Objective
Below is a listing; write it out exactly and drop any images from it.

Materials provided
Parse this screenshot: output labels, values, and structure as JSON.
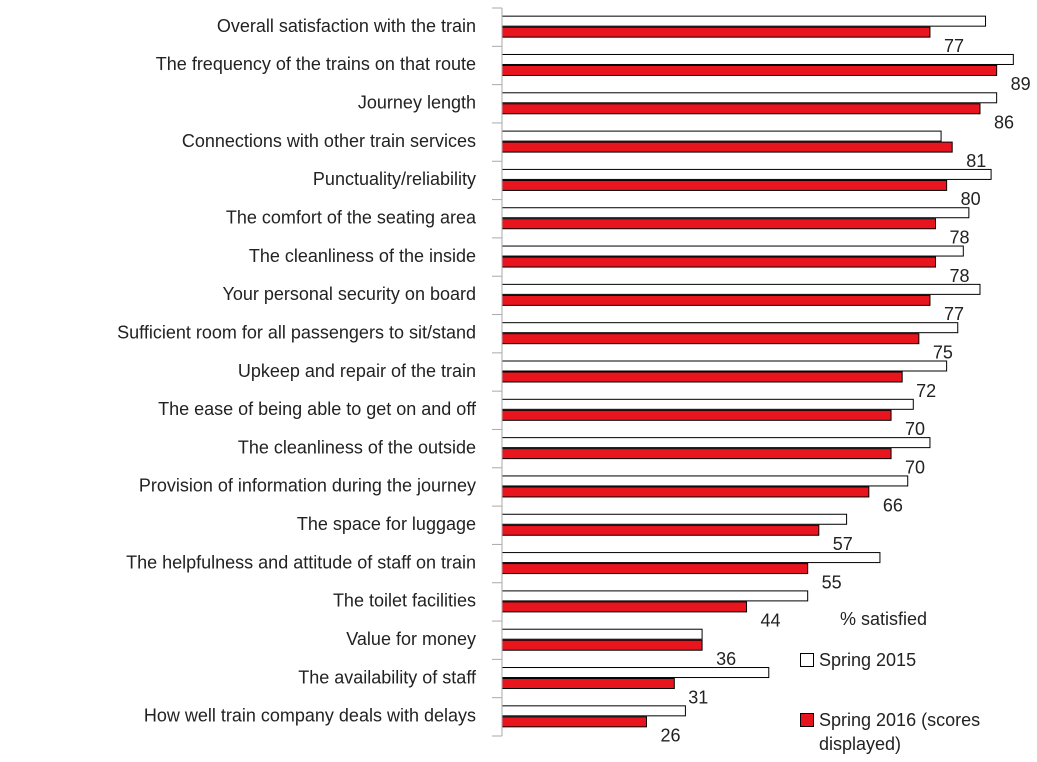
{
  "chart_data": {
    "type": "hbar",
    "categories": [
      "Overall satisfaction with the train",
      "The frequency of the trains on that route",
      "Journey length",
      "Connections with other train services",
      "Punctuality/reliability",
      "The comfort of the seating area",
      "The cleanliness of the inside",
      "Your personal security on board",
      "Sufficient room for all passengers to sit/stand",
      "Upkeep and repair of the train",
      "The ease of being able to get on and off",
      "The cleanliness of the outside",
      "Provision of information during the journey",
      "The space for luggage",
      "The helpfulness and attitude of staff on train",
      "The toilet facilities",
      "Value for money",
      "The availability of staff",
      "How well train company deals with delays"
    ],
    "series": [
      {
        "name": "Spring 2015",
        "color": "#ffffff",
        "values": [
          87,
          92,
          89,
          79,
          88,
          84,
          83,
          86,
          82,
          80,
          74,
          77,
          73,
          62,
          68,
          55,
          36,
          48,
          33
        ]
      },
      {
        "name": "Spring 2016 (scores displayed)",
        "color": "#e8141e",
        "values": [
          77,
          89,
          86,
          81,
          80,
          78,
          78,
          77,
          75,
          72,
          70,
          70,
          66,
          57,
          55,
          44,
          36,
          31,
          26
        ],
        "show_values": true
      }
    ],
    "legend_title": "% satisfied",
    "xlim": [
      0,
      95
    ]
  }
}
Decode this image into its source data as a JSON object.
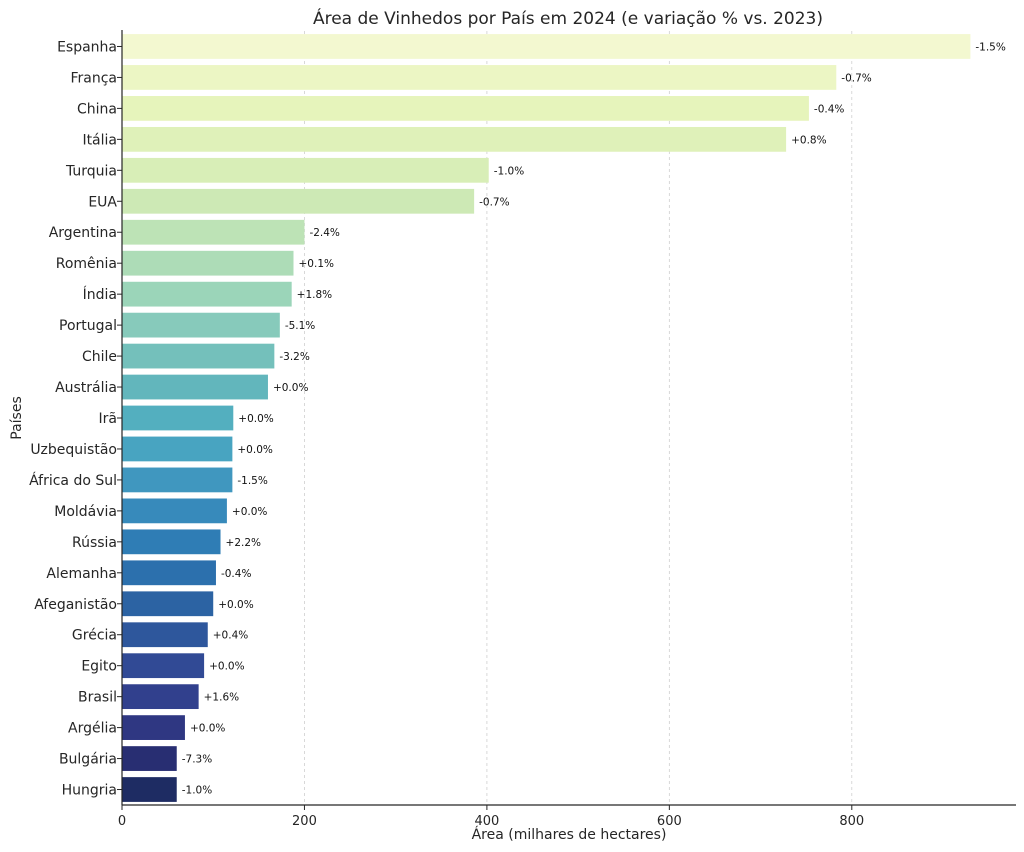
{
  "chart_data": {
    "type": "bar",
    "orientation": "horizontal",
    "title": "Área de Vinhedos por País em 2024 (e variação % vs. 2023)",
    "xlabel": "Área (milhares de hectares)",
    "ylabel": "Países",
    "xlim": [
      0,
      980
    ],
    "xticks": [
      0,
      200,
      400,
      600,
      800
    ],
    "grid": "x",
    "categories": [
      "Espanha",
      "França",
      "China",
      "Itália",
      "Turquia",
      "EUA",
      "Argentina",
      "Romênia",
      "Índia",
      "Portugal",
      "Chile",
      "Austrália",
      "Irã",
      "Uzbequistão",
      "África do Sul",
      "Moldávia",
      "Rússia",
      "Alemanha",
      "Afeganistão",
      "Grécia",
      "Egito",
      "Brasil",
      "Argélia",
      "Bulgária",
      "Hungria"
    ],
    "values": [
      930,
      783,
      753,
      728,
      402,
      386,
      200,
      188,
      186,
      173,
      167,
      160,
      122,
      121,
      121,
      115,
      108,
      103,
      100,
      94,
      90,
      84,
      69,
      60,
      60
    ],
    "labels": [
      "-1.5%",
      "-0.7%",
      "-0.4%",
      "+0.8%",
      "-1.0%",
      "-0.7%",
      "-2.4%",
      "+0.1%",
      "+1.8%",
      "-5.1%",
      "-3.2%",
      "+0.0%",
      "+0.0%",
      "+0.0%",
      "-1.5%",
      "+0.0%",
      "+2.2%",
      "-0.4%",
      "+0.0%",
      "+0.4%",
      "+0.0%",
      "+1.6%",
      "+0.0%",
      "-7.3%",
      "-1.0%"
    ],
    "colors": [
      "#f3f8d0",
      "#ecf6c4",
      "#e6f4bb",
      "#dff1b9",
      "#d8eeb7",
      "#cde9b5",
      "#bde3b6",
      "#addcb7",
      "#9bd5b9",
      "#87cabb",
      "#74c0bb",
      "#62b6bc",
      "#53afbf",
      "#48a4c1",
      "#4097bf",
      "#378abb",
      "#2f7db5",
      "#2c70ad",
      "#2c63a3",
      "#2e579c",
      "#314a95",
      "#31408d",
      "#2f3782",
      "#282e72",
      "#1e2c63"
    ]
  }
}
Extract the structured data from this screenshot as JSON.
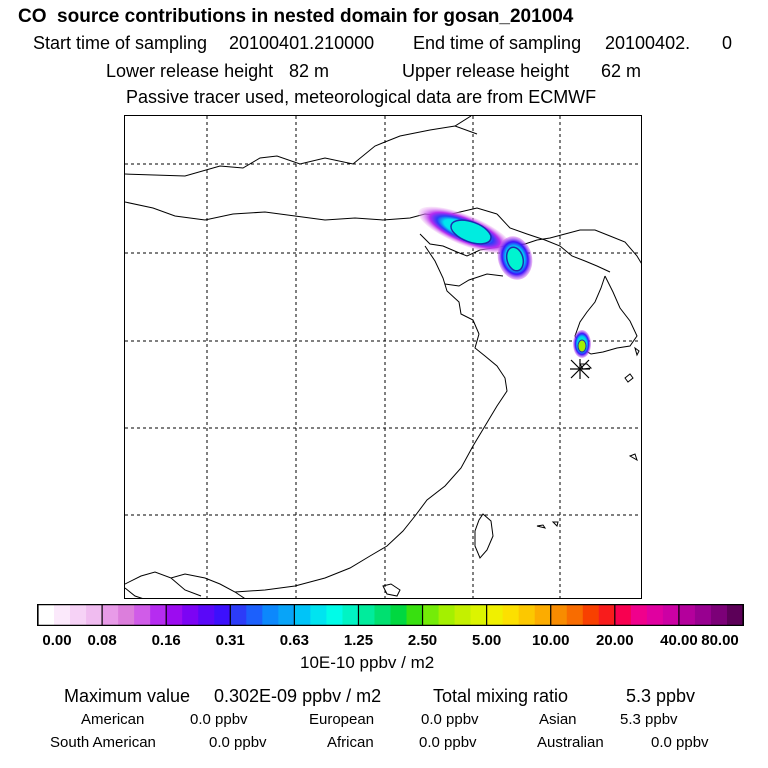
{
  "header": {
    "title": "CO  source contributions in nested domain for gosan_201004",
    "start_label": "Start time of sampling",
    "start_value": "20100401.210000",
    "end_label": "End time of sampling",
    "end_value": "20100402.",
    "end_suffix": "0",
    "lower_label": "Lower release height",
    "lower_value": "82 m",
    "upper_label": "Upper release height",
    "upper_value": "62 m",
    "note": "Passive tracer used, meteorological data are from ECMWF"
  },
  "colorbar": {
    "colors": [
      "#ffffff",
      "#fbe9fb",
      "#f6d2f6",
      "#f0bcf0",
      "#e89be8",
      "#dc7edc",
      "#d05ce8",
      "#b62cf0",
      "#9c0cf0",
      "#7c04f4",
      "#5a08f8",
      "#3c10fc",
      "#2c3cf8",
      "#1c60fc",
      "#0c88fc",
      "#08a4f8",
      "#00c4f8",
      "#00e4f0",
      "#00fce8",
      "#00f4c4",
      "#00ec9c",
      "#00e070",
      "#00d840",
      "#38e010",
      "#74ec08",
      "#a4f000",
      "#c4f000",
      "#dcf400",
      "#f0f000",
      "#fce000",
      "#fcc800",
      "#fcac00",
      "#f88c00",
      "#f86c00",
      "#f84000",
      "#f81c1c",
      "#f80050",
      "#f0008c",
      "#e000a0",
      "#cc00a4",
      "#b4009c",
      "#980090",
      "#7c0078",
      "#5c0058"
    ],
    "tick_labels": [
      "0.00",
      "0.08",
      "0.16",
      "0.31",
      "0.63",
      "1.25",
      "2.50",
      "5.00",
      "10.00",
      "20.00",
      "40.00",
      "80.00"
    ],
    "unit": "10E-10 ppbv / m2"
  },
  "summary": {
    "max_label": "Maximum value",
    "max_value": "0.302E-09 ppbv / m2",
    "total_label": "Total mixing ratio",
    "total_value": "5.3 ppbv"
  },
  "regions": [
    {
      "name": "American",
      "value": "0.0 ppbv"
    },
    {
      "name": "European",
      "value": "0.0 ppbv"
    },
    {
      "name": "Asian",
      "value": "5.3 ppbv"
    },
    {
      "name": "South American",
      "value": "0.0 ppbv"
    },
    {
      "name": "African",
      "value": "0.0 ppbv"
    },
    {
      "name": "Australian",
      "value": "0.0 ppbv"
    }
  ]
}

Exercise answer
Parse this screenshot: output labels, values, and structure as JSON.
{
  "chart_data": {
    "type": "hbar",
    "categories": [
      "Overall satisfaction with the train",
      "The frequency of the trains on that route",
      "Journey length",
      "Connections with other train services",
      "Punctuality/reliability",
      "The comfort of the seating area",
      "The cleanliness of the inside",
      "Your personal security on board",
      "Sufficient room for all passengers to sit/stand",
      "Upkeep and repair of the train",
      "The ease of being able to get on and off",
      "The cleanliness of the outside",
      "Provision of information during the journey",
      "The space for luggage",
      "The helpfulness and attitude of staff on train",
      "The toilet facilities",
      "Value for money",
      "The availability of staff",
      "How well train company deals with delays"
    ],
    "series": [
      {
        "name": "Spring 2015",
        "color": "#ffffff",
        "values": [
          87,
          92,
          89,
          79,
          88,
          84,
          83,
          86,
          82,
          80,
          74,
          77,
          73,
          62,
          68,
          55,
          36,
          48,
          33
        ]
      },
      {
        "name": "Spring 2016 (scores displayed)",
        "color": "#e8141e",
        "values": [
          77,
          89,
          86,
          81,
          80,
          78,
          78,
          77,
          75,
          72,
          70,
          70,
          66,
          57,
          55,
          44,
          36,
          31,
          26
        ],
        "show_values": true
      }
    ],
    "legend_title": "% satisfied",
    "xlim": [
      0,
      95
    ]
  }
}
Decode this image into its source data as a JSON object.
{
  "chart_data": {
    "type": "bar",
    "orientation": "horizontal",
    "title": "Área de Vinhedos por País em 2024 (e variação % vs. 2023)",
    "xlabel": "Área (milhares de hectares)",
    "ylabel": "Países",
    "xlim": [
      0,
      980
    ],
    "xticks": [
      0,
      200,
      400,
      600,
      800
    ],
    "grid": "x",
    "categories": [
      "Espanha",
      "França",
      "China",
      "Itália",
      "Turquia",
      "EUA",
      "Argentina",
      "Romênia",
      "Índia",
      "Portugal",
      "Chile",
      "Austrália",
      "Irã",
      "Uzbequistão",
      "África do Sul",
      "Moldávia",
      "Rússia",
      "Alemanha",
      "Afeganistão",
      "Grécia",
      "Egito",
      "Brasil",
      "Argélia",
      "Bulgária",
      "Hungria"
    ],
    "values": [
      930,
      783,
      753,
      728,
      402,
      386,
      200,
      188,
      186,
      173,
      167,
      160,
      122,
      121,
      121,
      115,
      108,
      103,
      100,
      94,
      90,
      84,
      69,
      60,
      60
    ],
    "labels": [
      "-1.5%",
      "-0.7%",
      "-0.4%",
      "+0.8%",
      "-1.0%",
      "-0.7%",
      "-2.4%",
      "+0.1%",
      "+1.8%",
      "-5.1%",
      "-3.2%",
      "+0.0%",
      "+0.0%",
      "+0.0%",
      "-1.5%",
      "+0.0%",
      "+2.2%",
      "-0.4%",
      "+0.0%",
      "+0.4%",
      "+0.0%",
      "+1.6%",
      "+0.0%",
      "-7.3%",
      "-1.0%"
    ],
    "colors": [
      "#f3f8d0",
      "#ecf6c4",
      "#e6f4bb",
      "#dff1b9",
      "#d8eeb7",
      "#cde9b5",
      "#bde3b6",
      "#addcb7",
      "#9bd5b9",
      "#87cabb",
      "#74c0bb",
      "#62b6bc",
      "#53afbf",
      "#48a4c1",
      "#4097bf",
      "#378abb",
      "#2f7db5",
      "#2c70ad",
      "#2c63a3",
      "#2e579c",
      "#314a95",
      "#31408d",
      "#2f3782",
      "#282e72",
      "#1e2c63"
    ]
  }
}
Extract the structured data from this screenshot as JSON.
{
  "header": {
    "title": "CO  source contributions in nested domain for gosan_201004",
    "start_label": "Start time of sampling",
    "start_value": "20100401.210000",
    "end_label": "End time of sampling",
    "end_value": "20100402.",
    "end_suffix": "0",
    "lower_label": "Lower release height",
    "lower_value": "82 m",
    "upper_label": "Upper release height",
    "upper_value": "62 m",
    "note": "Passive tracer used, meteorological data are from ECMWF"
  },
  "colorbar": {
    "colors": [
      "#ffffff",
      "#fbe9fb",
      "#f6d2f6",
      "#f0bcf0",
      "#e89be8",
      "#dc7edc",
      "#d05ce8",
      "#b62cf0",
      "#9c0cf0",
      "#7c04f4",
      "#5a08f8",
      "#3c10fc",
      "#2c3cf8",
      "#1c60fc",
      "#0c88fc",
      "#08a4f8",
      "#00c4f8",
      "#00e4f0",
      "#00fce8",
      "#00f4c4",
      "#00ec9c",
      "#00e070",
      "#00d840",
      "#38e010",
      "#74ec08",
      "#a4f000",
      "#c4f000",
      "#dcf400",
      "#f0f000",
      "#fce000",
      "#fcc800",
      "#fcac00",
      "#f88c00",
      "#f86c00",
      "#f84000",
      "#f81c1c",
      "#f80050",
      "#f0008c",
      "#e000a0",
      "#cc00a4",
      "#b4009c",
      "#980090",
      "#7c0078",
      "#5c0058"
    ],
    "tick_labels": [
      "0.00",
      "0.08",
      "0.16",
      "0.31",
      "0.63",
      "1.25",
      "2.50",
      "5.00",
      "10.00",
      "20.00",
      "40.00",
      "80.00"
    ],
    "unit": "10E-10 ppbv / m2"
  },
  "summary": {
    "max_label": "Maximum value",
    "max_value": "0.302E-09 ppbv / m2",
    "total_label": "Total mixing ratio",
    "total_value": "5.3 ppbv"
  },
  "regions": [
    {
      "name": "American",
      "value": "0.0 ppbv"
    },
    {
      "name": "European",
      "value": "0.0 ppbv"
    },
    {
      "name": "Asian",
      "value": "5.3 ppbv"
    },
    {
      "name": "South American",
      "value": "0.0 ppbv"
    },
    {
      "name": "African",
      "value": "0.0 ppbv"
    },
    {
      "name": "Australian",
      "value": "0.0 ppbv"
    }
  ]
}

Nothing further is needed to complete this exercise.